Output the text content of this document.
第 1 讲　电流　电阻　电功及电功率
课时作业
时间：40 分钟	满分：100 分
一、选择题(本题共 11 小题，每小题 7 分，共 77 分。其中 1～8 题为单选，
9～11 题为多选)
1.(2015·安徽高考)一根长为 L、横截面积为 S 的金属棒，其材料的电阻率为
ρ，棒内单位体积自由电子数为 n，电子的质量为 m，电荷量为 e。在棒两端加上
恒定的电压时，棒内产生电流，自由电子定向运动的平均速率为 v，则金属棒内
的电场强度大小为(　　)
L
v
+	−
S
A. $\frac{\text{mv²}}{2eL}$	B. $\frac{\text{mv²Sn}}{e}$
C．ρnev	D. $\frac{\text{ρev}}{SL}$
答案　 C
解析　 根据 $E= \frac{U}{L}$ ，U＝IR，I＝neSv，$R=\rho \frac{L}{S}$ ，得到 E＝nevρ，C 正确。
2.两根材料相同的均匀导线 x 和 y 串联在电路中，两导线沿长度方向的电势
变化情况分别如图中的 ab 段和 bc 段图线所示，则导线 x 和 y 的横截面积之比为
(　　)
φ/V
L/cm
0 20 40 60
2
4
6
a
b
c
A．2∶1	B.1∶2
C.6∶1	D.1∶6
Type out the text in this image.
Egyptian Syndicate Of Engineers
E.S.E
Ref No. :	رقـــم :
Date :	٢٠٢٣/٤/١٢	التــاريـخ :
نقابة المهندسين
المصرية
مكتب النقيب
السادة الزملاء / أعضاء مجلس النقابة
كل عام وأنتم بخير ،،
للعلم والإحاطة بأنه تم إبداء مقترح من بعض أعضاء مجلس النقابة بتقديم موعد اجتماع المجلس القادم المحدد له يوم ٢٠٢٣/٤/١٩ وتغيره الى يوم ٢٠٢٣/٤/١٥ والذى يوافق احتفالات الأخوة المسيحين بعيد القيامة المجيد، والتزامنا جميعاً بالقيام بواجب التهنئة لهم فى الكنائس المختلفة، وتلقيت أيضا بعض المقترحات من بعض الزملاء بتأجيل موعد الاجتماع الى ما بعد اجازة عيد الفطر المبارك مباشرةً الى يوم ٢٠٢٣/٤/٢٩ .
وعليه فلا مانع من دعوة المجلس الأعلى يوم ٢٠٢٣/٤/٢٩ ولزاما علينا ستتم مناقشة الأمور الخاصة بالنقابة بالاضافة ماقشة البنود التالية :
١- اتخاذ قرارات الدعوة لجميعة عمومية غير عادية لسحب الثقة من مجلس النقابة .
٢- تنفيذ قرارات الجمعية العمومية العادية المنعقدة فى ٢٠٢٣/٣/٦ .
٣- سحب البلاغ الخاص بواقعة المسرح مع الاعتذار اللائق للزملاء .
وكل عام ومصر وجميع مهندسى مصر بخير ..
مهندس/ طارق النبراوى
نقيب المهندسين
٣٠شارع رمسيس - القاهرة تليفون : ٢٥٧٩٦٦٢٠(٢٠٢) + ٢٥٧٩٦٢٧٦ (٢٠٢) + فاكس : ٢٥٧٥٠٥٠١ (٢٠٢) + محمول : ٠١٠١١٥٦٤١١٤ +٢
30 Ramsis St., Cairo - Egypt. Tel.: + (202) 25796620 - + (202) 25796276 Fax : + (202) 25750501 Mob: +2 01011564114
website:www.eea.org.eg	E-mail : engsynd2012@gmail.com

### DESCRIPTION OF THE TASK
Transcribe all of the lines in the records precisely.

### ANSWER TO THE TASK
Output the text content of this document.
第 1 讲　电流　电阻　电功及电功率
课时作业
时间：40 分钟	满分：100 分
一、选择题(本题共 11 小题，每小题 7 分，共 77 分。其中 1～8 题为单选，
9～11 题为多选)
1.(2015·安徽高考)一根长为 L、横截面积为 S 的金属棒，其材料的电阻率为
ρ，棒内单位体积自由电子数为 n，电子的质量为 m，电荷量为 e。在棒两端加上
恒定的电压时，棒内产生电流，自由电子定向运动的平均速率为 v，则金属棒内
的电场强度大小为(　　)
L
v
+	−
S
A. $\frac{\text{mv²}}{2eL}$	B. $\frac{\text{mv²Sn}}{e}$
C．ρnev	D. $\frac{\text{ρev}}{SL}$
答案　 C
解析　 根据 $E= \frac{U}{L}$ ，U＝IR，I＝neSv，$R=\rho \frac{L}{S}$ ，得到 E＝nevρ，C 正确。
2.两根材料相同的均匀导线 x 和 y 串联在电路中，两导线沿长度方向的电势
变化情况分别如图中的 ab 段和 bc 段图线所示，则导线 x 和 y 的横截面积之比为
(　　)
φ/V
L/cm
0 20 40 60
2
4
6
a
b
c
A．2∶1	B.1∶2
C.6∶1	D.1∶6
Type out the text in this image.
Egyptian Syndicate Of Engineers
E.S.E
Ref No. :	رقـــم :
Date :	٢٠٢٣/٤/١٢	التــاريـخ :
نقابة المهندسين
المصرية
مكتب النقيب
السادة الزملاء / أعضاء مجلس النقابة
كل عام وأنتم بخير ،،
للعلم والإحاطة بأنه تم إبداء مقترح من بعض أعضاء مجلس النقابة بتقديم موعد اجتماع المجلس القادم المحدد له يوم ٢٠٢٣/٤/١٩ وتغيره الى يوم ٢٠٢٣/٤/١٥ والذى يوافق احتفالات الأخوة المسيحين بعيد القيامة المجيد، والتزامنا جميعاً بالقيام بواجب التهنئة لهم فى الكنائس المختلفة، وتلقيت أيضا بعض المقترحات من بعض الزملاء بتأجيل موعد الاجتماع الى ما بعد اجازة عيد الفطر المبارك مباشرةً الى يوم ٢٠٢٣/٤/٢٩ .
وعليه فلا مانع من دعوة المجلس الأعلى يوم ٢٠٢٣/٤/٢٩ ولزاما علينا ستتم مناقشة الأمور الخاصة بالنقابة بالاضافة ماقشة البنود التالية :
١- اتخاذ قرارات الدعوة لجميعة عمومية غير عادية لسحب الثقة من مجلس النقابة .
٢- تنفيذ قرارات الجمعية العمومية العادية المنعقدة فى ٢٠٢٣/٣/٦ .
٣- سحب البلاغ الخاص بواقعة المسرح مع الاعتذار اللائق للزملاء .
وكل عام ومصر وجميع مهندسى مصر بخير ..
مهندس/ طارق النبراوى
نقيب المهندسين
٣٠شارع رمسيس - القاهرة تليفون : ٢٥٧٩٦٦٢٠(٢٠٢) + ٢٥٧٩٦٢٧٦ (٢٠٢) + فاكس : ٢٥٧٥٠٥٠١ (٢٠٢) + محمول : ٠١٠١١٥٦٤١١٤ +٢
30 Ramsis St., Cairo - Egypt. Tel.: + (202) 25796620 - + (202) 25796276 Fax : + (202) 25750501 Mob: +2 01011564114
website:www.eea.org.eg	E-mail : engsynd2012@gmail.com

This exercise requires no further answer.